> Exercise
Give the count of lines in the data that include "city", with no other words.

══════════════════════════════

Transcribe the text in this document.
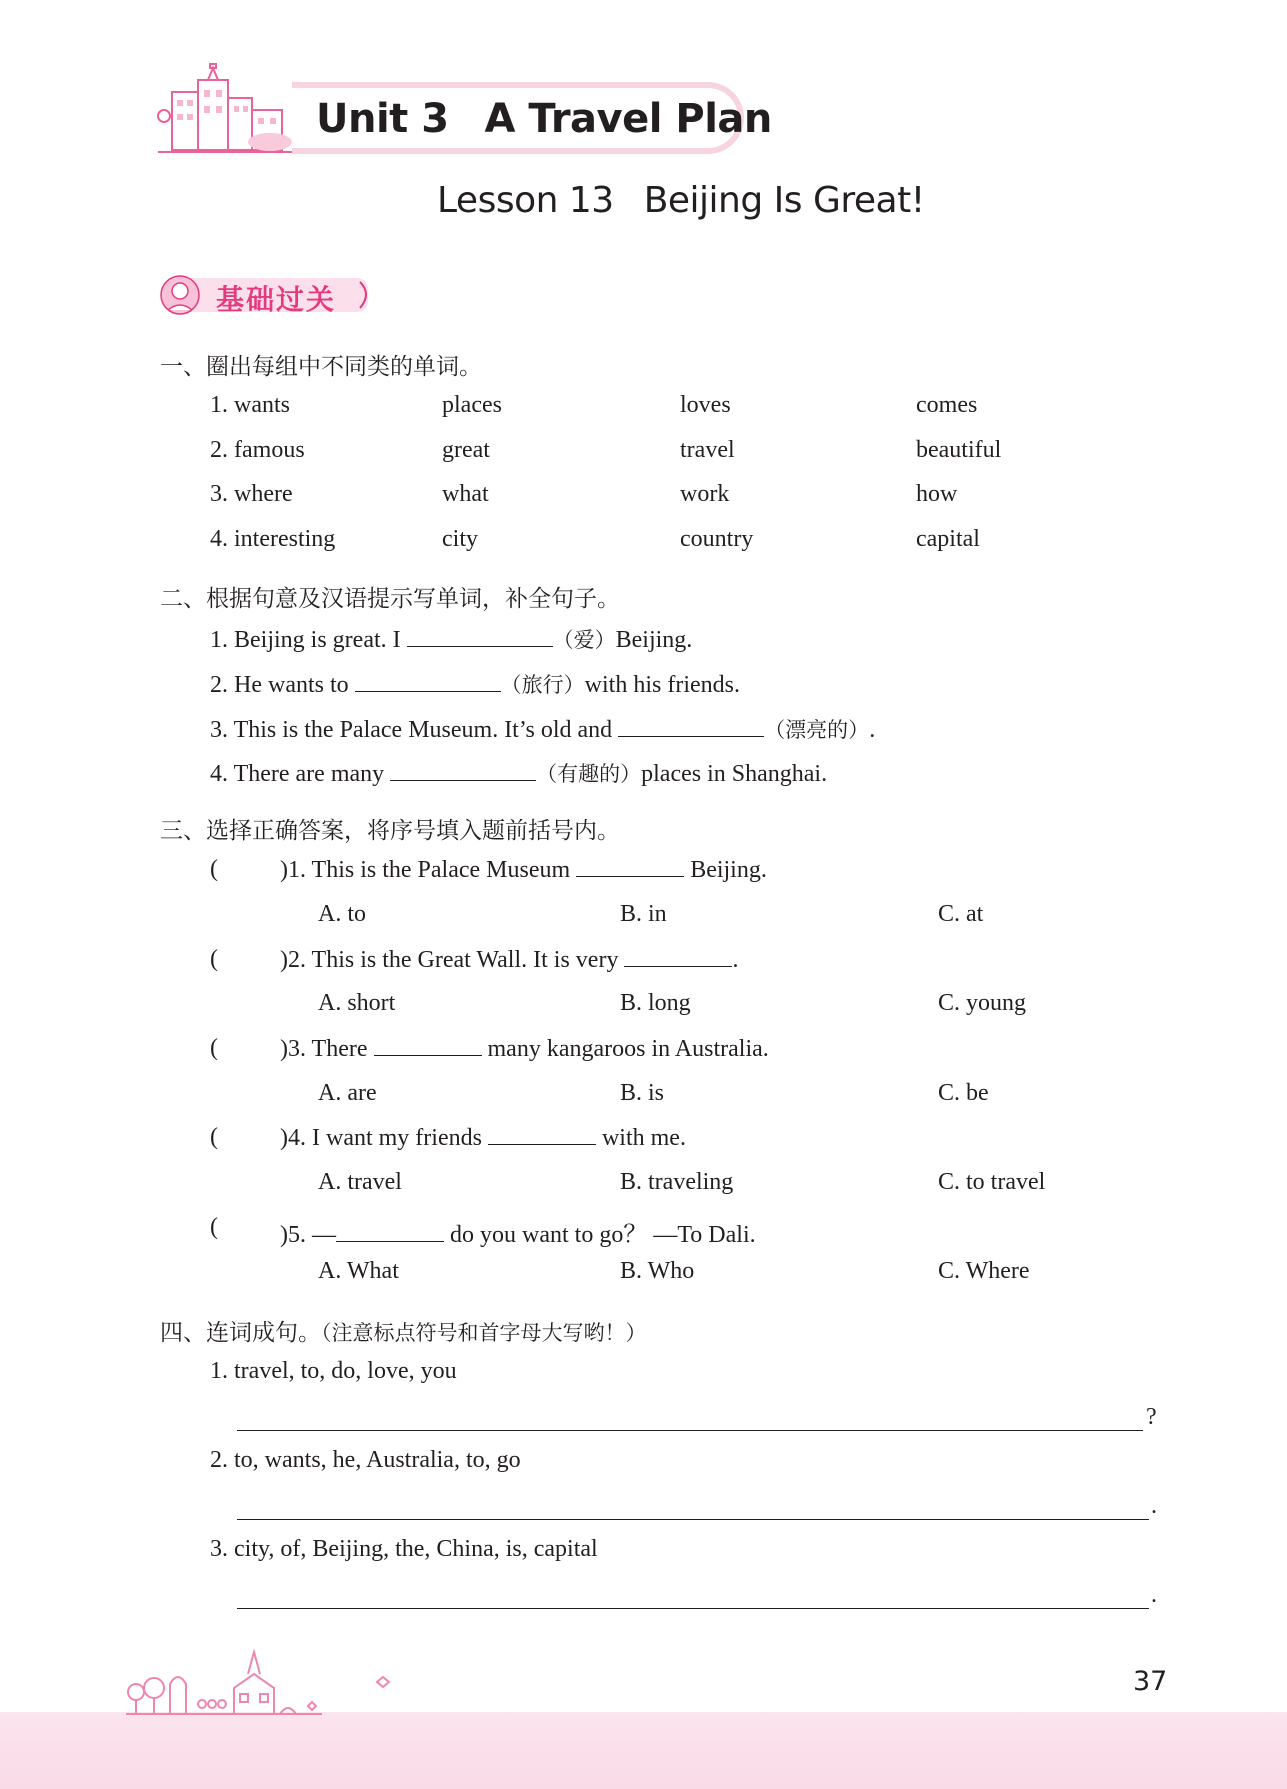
Unit 3 A Travel Plan
Lesson 13 Beijing Is Great!
基础过关
一、圈出每组中不同类的单词。
1. wants	places	loves	comes
2. famous	great	travel	beautiful
3. where	what	work	how
4. interesting	city	country	capital
二、根据句意及汉语提示写单词，补全句子。
1. Beijing is great. I	（爱）Beijing.
2. He wants to	（旅行）with his friends.
3. This is the Palace Museum. It’s old and	（漂亮的）.
4. There are many	（有趣的）places in Shanghai.
三、选择正确答案，将序号填入题前括号内。
(	)1. This is the Palace Museum	Beijing.
A. to	B. in	C. at
(	)2. This is the Great Wall. It is very	.
A. short	B. long	C. young
(	)3. There	many kangaroos in Australia.
A. are	B. is	C. be
(	)4. I want my friends	with me.
A. travel	B. traveling	C. to travel
(	)5. —	do you want to go？ —To Dali.
A. What	B. Who	C. Where
四、连词成句。（注意标点符号和首字母大写哟！）
1. travel, to, do, love, you
?
2. to, wants, he, Australia, to, go
.
3. city, of, Beijing, the, China, is, capital
.
37
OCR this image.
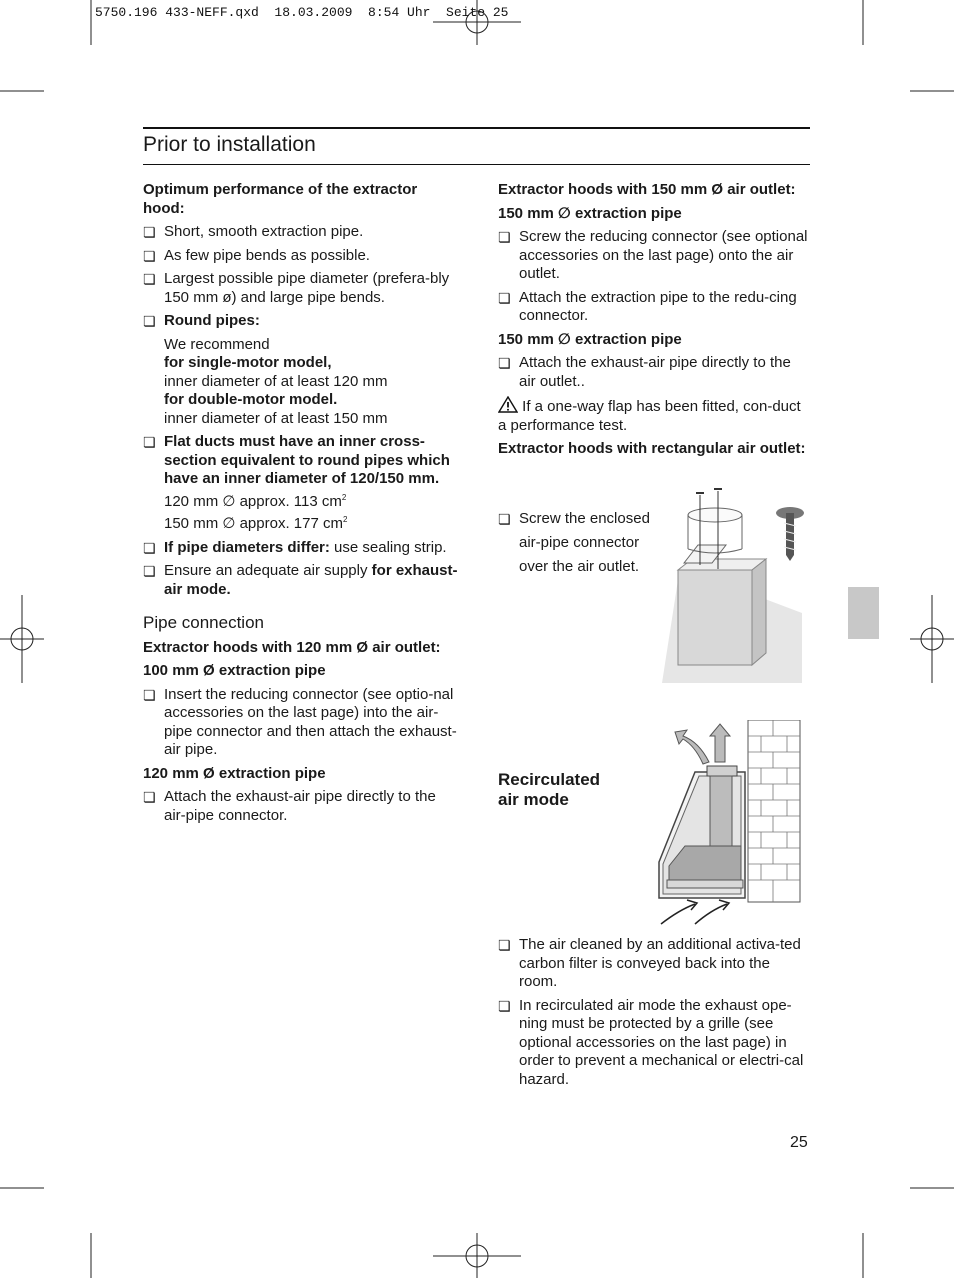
5750.196 433-NEFF.qxd  18.03.2009  8:54 Uhr  Seite 25
Prior to installation

Optimum performance of the extractor hood:

❏ Short, smooth extraction pipe.
❏ As few pipe bends as possible.
❏ Largest possible pipe diameter (prefera-bly 150 mm ø) and large pipe bends.
❏ Round pipes:
We recommend
for single-motor model,
inner diameter of at least 120 mm
for double-motor model.
inner diameter of at least 150 mm
❏ Flat ducts must have an inner cross-section equivalent to round pipes which have an inner diameter of 120/150 mm.
120 mm ∅ approx. 113 $cm^2$
150 mm ∅ approx. 177 $cm^2$
❏ If pipe diameters differ: use sealing strip.
❏ Ensure an adequate air supply for exhaust-air mode.

Pipe connection

Extractor hoods with 120 mm Ø air outlet:

100 mm Ø extraction pipe

❏ Insert the reducing connector (see optio-nal accessories on the last page) into the air-pipe connector and then attach the exhaust-air pipe.

120 mm Ø extraction pipe

❏ Attach the exhaust-air pipe directly to the air-pipe connector.

Extractor hoods with 150 mm Ø air outlet:

150 mm ∅ extraction pipe

❏ Screw the reducing connector (see optional accessories on the last page) onto the air outlet.
❏ Attach the extraction pipe to the redu-cing connector.

150 mm ∅ extraction pipe

❏ Attach the exhaust-air pipe directly to the air outlet..

If a one-way flap has been fitted, con-duct a performance test.

Extractor hoods with rectangular air outlet:

❏ Screw the enclosed
air-pipe connector
over the air outlet.
Recirculated
air mode
❏ The air cleaned by an additional activa-ted carbon filter is conveyed back into the room.
❏ In recirculated air mode the exhaust ope-ning must be protected by a grille (see optional accessories on the last page) in order to prevent a mechanical or electri-cal hazard.
25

══════════════════════════════

> Task result
2